What to produce >>
Scan the records and identify every line in which the string "ylabel" occurs, then return those lines.

(Excerpt from a dataset)
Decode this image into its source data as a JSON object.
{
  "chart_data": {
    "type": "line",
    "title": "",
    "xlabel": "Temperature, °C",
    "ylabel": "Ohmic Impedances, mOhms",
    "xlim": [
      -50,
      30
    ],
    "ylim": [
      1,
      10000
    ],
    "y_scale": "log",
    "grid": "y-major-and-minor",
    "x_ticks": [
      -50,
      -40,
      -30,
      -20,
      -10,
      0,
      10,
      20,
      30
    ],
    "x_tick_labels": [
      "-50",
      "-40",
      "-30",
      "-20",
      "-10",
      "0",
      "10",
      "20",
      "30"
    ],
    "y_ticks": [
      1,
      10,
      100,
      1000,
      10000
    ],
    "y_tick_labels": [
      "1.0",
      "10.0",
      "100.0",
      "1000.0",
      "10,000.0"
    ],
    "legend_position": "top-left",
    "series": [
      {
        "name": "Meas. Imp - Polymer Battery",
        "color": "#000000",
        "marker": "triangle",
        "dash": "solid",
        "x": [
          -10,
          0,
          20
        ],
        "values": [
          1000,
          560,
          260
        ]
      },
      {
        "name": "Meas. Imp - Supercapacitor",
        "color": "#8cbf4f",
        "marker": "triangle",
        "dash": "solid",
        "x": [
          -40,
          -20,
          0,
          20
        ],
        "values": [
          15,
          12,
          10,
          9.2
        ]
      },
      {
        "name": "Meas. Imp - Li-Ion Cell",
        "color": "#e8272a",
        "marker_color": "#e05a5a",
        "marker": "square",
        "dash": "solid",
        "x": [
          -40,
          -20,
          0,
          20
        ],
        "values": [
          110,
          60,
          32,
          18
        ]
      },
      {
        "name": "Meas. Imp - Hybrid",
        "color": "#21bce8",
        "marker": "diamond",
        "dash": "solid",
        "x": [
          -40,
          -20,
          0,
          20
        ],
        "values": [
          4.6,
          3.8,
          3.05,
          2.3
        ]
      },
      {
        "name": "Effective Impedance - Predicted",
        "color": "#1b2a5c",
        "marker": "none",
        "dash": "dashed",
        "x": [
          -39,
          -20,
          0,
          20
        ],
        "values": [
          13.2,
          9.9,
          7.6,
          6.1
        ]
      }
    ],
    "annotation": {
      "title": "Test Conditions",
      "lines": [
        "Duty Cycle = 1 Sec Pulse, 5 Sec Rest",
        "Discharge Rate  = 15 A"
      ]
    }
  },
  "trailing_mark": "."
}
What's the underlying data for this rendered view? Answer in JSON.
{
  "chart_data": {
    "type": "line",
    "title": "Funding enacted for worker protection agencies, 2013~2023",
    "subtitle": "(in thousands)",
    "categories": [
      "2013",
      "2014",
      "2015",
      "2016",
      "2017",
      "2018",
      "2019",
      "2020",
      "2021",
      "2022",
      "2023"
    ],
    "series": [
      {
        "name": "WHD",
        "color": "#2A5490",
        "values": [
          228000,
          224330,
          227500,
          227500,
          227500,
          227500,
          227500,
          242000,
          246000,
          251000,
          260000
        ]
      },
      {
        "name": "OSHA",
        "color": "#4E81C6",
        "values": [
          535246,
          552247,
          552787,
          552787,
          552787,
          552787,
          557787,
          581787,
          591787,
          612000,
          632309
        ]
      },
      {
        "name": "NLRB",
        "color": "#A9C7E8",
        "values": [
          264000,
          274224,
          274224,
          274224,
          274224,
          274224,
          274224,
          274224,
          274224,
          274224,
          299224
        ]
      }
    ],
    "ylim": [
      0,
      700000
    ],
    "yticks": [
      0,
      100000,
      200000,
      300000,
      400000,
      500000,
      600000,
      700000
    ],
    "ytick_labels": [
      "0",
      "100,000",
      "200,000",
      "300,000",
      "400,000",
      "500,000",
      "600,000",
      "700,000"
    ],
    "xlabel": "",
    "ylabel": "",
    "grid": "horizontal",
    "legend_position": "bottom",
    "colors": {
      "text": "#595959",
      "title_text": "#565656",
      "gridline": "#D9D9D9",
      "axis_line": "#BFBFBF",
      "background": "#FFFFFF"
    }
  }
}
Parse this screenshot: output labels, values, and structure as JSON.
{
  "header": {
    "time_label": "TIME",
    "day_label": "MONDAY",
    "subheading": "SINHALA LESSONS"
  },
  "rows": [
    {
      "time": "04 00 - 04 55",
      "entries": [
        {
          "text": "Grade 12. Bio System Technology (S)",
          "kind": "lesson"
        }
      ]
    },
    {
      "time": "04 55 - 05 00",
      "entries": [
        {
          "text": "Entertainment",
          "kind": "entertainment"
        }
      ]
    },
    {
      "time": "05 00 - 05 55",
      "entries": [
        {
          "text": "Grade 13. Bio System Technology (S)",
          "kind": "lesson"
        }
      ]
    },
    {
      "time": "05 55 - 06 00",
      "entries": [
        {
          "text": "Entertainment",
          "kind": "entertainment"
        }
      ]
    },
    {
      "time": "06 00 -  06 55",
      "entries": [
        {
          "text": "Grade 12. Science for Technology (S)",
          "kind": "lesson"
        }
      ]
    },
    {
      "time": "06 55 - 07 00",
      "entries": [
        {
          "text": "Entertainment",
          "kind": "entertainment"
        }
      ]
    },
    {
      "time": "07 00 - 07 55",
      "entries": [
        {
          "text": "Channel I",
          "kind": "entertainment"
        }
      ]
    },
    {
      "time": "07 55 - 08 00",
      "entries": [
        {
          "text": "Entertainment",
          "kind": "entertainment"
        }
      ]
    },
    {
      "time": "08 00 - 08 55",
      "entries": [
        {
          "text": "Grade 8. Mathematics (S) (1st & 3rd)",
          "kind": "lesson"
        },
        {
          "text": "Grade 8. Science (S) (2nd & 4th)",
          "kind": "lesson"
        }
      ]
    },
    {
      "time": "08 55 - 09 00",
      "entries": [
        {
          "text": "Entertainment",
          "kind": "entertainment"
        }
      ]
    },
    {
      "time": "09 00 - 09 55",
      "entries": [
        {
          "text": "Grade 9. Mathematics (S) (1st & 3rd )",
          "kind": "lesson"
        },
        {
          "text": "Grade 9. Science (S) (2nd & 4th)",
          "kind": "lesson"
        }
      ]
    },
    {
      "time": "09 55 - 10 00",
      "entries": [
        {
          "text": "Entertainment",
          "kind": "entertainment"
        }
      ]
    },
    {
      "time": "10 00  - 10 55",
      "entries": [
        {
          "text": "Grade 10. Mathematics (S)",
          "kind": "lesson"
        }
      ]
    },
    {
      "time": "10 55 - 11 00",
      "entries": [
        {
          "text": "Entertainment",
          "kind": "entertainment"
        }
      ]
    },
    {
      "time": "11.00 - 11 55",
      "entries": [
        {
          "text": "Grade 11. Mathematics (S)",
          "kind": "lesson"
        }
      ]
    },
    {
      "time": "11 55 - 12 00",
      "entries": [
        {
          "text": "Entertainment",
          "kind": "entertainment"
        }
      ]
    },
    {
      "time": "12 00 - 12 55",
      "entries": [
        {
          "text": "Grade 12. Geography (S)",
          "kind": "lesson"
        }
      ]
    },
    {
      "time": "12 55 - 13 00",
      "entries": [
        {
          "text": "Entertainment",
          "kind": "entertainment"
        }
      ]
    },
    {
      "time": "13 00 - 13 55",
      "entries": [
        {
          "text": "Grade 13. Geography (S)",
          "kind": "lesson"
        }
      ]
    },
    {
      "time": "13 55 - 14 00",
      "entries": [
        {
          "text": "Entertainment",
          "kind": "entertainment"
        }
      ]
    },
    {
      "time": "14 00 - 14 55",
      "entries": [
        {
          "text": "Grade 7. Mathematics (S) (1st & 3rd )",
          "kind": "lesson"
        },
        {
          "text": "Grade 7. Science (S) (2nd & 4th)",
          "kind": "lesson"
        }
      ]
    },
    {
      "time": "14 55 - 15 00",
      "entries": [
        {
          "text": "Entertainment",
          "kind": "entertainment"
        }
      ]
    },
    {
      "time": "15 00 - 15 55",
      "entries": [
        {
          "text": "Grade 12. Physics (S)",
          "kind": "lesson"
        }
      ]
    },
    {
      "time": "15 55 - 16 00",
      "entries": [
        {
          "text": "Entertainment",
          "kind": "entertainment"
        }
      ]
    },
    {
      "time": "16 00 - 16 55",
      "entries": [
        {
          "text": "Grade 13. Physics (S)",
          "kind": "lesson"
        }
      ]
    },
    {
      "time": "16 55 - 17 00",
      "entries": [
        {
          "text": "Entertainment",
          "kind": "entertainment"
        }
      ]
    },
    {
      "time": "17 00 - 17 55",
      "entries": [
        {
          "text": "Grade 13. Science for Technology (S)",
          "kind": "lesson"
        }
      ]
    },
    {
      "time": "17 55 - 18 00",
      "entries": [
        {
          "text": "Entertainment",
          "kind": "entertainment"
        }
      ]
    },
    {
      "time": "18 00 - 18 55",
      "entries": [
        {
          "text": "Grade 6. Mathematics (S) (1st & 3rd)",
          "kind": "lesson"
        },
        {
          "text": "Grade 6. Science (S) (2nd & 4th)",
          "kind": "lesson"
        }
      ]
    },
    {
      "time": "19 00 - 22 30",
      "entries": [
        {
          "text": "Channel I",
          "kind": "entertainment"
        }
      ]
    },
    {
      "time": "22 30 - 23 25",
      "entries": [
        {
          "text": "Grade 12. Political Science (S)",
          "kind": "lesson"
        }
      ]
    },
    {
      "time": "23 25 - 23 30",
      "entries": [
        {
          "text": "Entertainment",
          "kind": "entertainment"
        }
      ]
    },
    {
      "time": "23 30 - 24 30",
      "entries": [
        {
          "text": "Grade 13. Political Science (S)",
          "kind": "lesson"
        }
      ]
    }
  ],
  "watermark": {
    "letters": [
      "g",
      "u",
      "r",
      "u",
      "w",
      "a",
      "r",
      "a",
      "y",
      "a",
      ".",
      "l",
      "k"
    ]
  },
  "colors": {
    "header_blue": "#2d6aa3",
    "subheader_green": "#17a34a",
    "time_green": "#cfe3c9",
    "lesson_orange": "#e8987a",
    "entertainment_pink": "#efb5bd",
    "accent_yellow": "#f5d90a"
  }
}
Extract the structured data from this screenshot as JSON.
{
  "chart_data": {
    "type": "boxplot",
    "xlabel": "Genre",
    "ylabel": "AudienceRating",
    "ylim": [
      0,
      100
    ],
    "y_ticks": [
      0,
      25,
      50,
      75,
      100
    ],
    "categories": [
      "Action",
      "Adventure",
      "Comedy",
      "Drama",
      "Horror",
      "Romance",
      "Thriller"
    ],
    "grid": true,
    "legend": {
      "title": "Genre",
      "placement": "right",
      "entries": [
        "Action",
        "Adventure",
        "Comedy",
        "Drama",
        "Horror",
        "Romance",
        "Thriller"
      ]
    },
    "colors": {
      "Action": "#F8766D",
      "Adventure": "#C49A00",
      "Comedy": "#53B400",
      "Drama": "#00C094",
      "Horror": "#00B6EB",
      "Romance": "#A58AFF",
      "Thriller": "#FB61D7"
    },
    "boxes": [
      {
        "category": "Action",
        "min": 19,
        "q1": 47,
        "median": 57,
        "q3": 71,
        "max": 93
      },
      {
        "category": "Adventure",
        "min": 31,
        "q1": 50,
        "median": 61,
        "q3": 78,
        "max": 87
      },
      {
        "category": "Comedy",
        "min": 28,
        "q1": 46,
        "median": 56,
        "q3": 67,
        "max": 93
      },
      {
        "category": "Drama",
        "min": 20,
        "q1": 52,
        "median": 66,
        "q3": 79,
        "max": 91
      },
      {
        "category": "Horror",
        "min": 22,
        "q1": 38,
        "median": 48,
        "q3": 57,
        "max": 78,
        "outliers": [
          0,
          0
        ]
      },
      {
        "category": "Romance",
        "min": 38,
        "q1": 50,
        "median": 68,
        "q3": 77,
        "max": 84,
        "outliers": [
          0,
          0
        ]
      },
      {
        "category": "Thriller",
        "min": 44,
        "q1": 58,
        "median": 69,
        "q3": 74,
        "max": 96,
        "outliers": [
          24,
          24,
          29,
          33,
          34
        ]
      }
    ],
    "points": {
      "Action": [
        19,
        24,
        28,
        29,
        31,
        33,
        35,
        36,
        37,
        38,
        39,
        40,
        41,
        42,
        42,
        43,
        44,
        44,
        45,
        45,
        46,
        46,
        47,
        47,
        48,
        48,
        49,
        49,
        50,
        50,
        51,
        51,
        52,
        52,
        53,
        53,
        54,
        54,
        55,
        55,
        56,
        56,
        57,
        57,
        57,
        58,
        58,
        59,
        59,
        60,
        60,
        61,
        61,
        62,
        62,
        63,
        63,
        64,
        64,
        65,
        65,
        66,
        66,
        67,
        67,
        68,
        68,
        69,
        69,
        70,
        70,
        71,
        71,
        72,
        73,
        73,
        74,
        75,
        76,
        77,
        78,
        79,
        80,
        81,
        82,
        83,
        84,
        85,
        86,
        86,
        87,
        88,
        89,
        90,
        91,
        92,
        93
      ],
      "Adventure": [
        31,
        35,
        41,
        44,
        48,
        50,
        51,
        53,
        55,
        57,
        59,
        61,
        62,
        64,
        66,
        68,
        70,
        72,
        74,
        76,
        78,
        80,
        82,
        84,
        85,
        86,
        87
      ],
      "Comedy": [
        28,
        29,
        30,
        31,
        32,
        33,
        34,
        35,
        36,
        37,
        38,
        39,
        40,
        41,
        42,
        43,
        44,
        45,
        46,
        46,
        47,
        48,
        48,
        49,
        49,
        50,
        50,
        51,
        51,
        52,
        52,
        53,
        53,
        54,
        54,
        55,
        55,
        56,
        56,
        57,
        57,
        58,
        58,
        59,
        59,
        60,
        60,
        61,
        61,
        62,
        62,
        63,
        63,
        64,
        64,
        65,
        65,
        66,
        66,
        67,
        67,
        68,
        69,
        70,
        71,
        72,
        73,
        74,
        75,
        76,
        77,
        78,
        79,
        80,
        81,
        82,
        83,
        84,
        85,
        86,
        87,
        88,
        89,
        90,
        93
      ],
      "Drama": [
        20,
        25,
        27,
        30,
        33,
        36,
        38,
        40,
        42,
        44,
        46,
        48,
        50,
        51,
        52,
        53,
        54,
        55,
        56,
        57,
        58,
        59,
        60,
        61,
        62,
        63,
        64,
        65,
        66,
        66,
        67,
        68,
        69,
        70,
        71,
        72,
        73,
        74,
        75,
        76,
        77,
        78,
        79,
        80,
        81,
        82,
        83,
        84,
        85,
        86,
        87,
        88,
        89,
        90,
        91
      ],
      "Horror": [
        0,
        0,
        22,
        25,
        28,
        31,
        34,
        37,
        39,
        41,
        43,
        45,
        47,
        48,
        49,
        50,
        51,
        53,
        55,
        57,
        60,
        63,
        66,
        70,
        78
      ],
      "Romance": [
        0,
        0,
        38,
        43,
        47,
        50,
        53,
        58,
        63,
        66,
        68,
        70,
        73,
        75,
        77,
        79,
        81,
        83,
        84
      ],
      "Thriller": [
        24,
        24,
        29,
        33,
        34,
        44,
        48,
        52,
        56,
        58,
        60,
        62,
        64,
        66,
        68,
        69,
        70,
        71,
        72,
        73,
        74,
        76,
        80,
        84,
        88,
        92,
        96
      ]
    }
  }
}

Correct answer >>
    "ylabel": "Ohmic Impedances, mOhms",
    "ylabel": "",
    "ylabel": "AudienceRating",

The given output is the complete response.